─── Supplied records

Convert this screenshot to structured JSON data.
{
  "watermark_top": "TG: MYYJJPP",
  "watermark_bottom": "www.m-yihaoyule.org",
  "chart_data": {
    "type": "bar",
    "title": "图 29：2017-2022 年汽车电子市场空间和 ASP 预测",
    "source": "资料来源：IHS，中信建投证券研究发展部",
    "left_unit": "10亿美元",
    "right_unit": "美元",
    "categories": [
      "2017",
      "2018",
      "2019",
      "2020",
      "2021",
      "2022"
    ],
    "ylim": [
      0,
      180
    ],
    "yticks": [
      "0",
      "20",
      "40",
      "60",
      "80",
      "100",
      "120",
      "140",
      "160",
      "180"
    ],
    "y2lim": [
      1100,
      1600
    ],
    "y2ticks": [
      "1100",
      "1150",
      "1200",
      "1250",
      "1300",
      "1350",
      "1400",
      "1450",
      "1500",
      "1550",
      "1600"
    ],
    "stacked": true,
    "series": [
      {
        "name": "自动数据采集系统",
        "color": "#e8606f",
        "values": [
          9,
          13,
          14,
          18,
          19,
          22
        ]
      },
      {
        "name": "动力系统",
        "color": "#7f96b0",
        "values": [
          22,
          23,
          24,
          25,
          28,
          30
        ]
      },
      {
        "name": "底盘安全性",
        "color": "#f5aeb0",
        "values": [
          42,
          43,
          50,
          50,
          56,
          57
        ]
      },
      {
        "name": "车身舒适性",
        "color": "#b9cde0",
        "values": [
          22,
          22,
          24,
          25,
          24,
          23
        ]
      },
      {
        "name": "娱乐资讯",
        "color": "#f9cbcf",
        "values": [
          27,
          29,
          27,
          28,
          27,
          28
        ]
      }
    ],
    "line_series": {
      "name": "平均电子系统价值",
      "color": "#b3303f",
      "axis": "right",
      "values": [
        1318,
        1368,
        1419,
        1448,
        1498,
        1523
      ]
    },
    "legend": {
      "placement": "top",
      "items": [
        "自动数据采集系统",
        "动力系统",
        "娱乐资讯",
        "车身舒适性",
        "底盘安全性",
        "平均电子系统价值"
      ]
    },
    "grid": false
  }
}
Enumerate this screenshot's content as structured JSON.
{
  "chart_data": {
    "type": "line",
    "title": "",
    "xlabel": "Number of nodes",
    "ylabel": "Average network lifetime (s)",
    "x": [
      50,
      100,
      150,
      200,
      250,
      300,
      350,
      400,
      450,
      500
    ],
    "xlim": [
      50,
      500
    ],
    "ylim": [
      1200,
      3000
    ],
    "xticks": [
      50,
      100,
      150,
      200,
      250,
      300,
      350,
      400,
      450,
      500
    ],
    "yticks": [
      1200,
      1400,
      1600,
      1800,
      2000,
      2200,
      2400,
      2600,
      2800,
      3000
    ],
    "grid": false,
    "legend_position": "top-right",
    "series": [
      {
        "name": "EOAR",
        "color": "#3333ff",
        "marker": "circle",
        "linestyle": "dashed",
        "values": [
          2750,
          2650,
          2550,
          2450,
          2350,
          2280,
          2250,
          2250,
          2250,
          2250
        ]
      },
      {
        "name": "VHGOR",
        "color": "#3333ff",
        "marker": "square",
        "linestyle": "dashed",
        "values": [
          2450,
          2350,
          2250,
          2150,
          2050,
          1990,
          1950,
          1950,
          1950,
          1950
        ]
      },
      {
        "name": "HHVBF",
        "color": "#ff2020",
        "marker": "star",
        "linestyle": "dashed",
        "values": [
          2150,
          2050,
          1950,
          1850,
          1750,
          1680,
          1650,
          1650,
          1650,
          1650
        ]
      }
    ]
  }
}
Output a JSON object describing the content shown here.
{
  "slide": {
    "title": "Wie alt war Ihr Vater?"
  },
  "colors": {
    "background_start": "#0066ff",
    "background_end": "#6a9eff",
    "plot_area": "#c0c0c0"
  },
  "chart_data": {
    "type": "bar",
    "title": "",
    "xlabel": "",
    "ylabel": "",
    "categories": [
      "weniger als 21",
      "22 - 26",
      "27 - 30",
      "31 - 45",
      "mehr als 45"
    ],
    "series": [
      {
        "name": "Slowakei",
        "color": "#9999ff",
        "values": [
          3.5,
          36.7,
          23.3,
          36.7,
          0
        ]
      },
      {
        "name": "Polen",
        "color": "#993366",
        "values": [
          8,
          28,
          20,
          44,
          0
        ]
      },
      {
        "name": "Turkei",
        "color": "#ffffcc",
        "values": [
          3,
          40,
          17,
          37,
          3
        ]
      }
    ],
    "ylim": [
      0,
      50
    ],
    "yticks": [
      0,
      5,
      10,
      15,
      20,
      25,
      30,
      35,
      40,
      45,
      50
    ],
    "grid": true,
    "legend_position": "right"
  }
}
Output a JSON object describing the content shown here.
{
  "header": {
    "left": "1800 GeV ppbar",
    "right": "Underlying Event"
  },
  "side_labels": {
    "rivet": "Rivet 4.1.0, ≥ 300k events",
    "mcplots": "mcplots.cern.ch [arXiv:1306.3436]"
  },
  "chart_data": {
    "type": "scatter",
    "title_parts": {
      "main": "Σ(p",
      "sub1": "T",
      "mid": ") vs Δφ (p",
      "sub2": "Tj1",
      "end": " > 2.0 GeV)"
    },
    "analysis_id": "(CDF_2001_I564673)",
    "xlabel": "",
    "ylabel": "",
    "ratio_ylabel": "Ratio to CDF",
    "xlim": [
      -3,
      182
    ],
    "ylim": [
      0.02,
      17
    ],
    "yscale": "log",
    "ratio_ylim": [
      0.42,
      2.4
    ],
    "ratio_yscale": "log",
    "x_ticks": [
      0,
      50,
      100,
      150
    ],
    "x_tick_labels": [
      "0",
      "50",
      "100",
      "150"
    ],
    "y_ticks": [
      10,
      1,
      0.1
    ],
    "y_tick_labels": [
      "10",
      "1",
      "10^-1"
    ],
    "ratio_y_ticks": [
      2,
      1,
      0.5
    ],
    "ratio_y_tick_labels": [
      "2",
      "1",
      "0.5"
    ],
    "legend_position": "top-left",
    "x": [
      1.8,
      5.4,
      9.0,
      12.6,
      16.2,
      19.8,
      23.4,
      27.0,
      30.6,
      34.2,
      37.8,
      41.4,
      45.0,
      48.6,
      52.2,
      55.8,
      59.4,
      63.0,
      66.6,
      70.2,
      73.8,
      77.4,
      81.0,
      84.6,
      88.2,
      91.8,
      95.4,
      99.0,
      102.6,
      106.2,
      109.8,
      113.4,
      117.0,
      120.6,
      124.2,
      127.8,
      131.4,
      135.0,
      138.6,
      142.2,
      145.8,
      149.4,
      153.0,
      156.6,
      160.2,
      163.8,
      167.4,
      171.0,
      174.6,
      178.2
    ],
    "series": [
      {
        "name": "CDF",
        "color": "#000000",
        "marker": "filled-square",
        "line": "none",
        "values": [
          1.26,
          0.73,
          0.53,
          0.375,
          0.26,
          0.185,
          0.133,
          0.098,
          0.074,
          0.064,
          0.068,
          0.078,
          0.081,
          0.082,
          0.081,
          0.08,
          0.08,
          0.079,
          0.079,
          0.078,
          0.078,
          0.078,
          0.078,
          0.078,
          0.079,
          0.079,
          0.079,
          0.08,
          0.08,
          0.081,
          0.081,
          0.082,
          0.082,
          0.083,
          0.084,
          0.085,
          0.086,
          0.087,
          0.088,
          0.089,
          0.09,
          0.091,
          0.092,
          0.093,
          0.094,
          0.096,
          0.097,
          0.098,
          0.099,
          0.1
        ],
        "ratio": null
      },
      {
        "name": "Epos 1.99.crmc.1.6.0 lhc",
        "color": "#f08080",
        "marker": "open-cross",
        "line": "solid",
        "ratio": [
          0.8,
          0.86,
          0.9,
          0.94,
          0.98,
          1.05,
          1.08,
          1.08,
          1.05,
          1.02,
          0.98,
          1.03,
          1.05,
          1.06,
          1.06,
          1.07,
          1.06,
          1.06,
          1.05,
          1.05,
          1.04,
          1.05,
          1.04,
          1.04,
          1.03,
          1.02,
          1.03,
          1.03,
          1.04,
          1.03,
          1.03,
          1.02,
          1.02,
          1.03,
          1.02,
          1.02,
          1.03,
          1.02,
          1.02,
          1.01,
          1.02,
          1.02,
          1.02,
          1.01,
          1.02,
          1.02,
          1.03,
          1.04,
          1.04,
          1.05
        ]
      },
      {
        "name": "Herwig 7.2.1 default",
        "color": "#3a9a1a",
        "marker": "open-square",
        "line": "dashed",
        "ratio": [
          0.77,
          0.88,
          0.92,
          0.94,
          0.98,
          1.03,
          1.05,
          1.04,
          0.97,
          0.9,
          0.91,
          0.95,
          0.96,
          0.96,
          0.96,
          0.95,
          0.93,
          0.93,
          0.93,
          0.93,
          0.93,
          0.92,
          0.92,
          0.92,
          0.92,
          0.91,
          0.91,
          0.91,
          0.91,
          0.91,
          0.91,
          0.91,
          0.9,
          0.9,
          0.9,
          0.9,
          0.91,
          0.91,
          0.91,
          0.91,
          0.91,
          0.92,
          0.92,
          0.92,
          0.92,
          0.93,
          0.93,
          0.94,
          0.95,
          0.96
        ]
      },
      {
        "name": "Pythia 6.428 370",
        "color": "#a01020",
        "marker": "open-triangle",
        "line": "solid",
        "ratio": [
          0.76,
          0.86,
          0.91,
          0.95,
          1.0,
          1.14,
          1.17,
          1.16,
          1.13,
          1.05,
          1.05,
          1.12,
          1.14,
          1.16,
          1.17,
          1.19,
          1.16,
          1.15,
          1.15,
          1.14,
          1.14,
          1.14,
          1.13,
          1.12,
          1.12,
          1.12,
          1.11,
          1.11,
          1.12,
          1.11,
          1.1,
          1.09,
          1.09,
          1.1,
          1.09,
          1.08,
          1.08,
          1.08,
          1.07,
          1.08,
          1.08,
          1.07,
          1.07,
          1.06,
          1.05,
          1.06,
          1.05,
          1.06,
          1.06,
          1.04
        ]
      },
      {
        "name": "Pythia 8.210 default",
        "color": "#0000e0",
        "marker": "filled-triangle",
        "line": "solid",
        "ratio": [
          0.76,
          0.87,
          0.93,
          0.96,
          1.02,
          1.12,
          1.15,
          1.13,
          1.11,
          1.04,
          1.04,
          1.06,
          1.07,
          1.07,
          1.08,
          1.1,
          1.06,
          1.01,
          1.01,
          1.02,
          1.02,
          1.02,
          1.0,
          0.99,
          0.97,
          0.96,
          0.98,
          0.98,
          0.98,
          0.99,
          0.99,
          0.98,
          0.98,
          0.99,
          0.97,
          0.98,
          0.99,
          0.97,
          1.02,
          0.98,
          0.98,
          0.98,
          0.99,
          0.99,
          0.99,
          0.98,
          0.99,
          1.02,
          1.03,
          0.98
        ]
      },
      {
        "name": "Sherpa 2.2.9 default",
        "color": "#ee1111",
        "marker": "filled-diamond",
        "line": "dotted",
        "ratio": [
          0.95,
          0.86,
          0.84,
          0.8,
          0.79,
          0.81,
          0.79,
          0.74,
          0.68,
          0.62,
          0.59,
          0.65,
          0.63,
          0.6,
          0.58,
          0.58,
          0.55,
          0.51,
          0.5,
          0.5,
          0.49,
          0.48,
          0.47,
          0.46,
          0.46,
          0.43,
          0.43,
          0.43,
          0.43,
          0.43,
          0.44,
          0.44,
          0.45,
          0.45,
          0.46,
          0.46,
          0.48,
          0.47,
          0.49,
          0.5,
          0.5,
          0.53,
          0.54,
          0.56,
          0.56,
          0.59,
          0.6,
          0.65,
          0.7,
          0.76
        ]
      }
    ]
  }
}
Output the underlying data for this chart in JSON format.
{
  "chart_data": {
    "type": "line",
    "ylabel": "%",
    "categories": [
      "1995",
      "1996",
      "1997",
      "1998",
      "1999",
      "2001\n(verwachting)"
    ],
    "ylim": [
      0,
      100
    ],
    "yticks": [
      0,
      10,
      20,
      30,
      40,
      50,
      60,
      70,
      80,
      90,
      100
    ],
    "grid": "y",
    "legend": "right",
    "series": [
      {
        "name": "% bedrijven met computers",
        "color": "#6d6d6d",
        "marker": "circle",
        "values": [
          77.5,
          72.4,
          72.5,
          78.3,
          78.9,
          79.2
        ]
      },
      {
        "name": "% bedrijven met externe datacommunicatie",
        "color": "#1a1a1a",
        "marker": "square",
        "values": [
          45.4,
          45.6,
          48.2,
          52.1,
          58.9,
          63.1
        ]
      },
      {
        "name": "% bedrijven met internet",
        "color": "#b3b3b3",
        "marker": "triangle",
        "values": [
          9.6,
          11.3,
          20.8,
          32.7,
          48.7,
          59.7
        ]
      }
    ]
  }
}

──────

**Your task**
Working from the listing above, pick out every line that has "triangle" and copy it.

**Finished exercise**
        "marker": "open-triangle",
        "marker": "filled-triangle",
        "marker": "triangle",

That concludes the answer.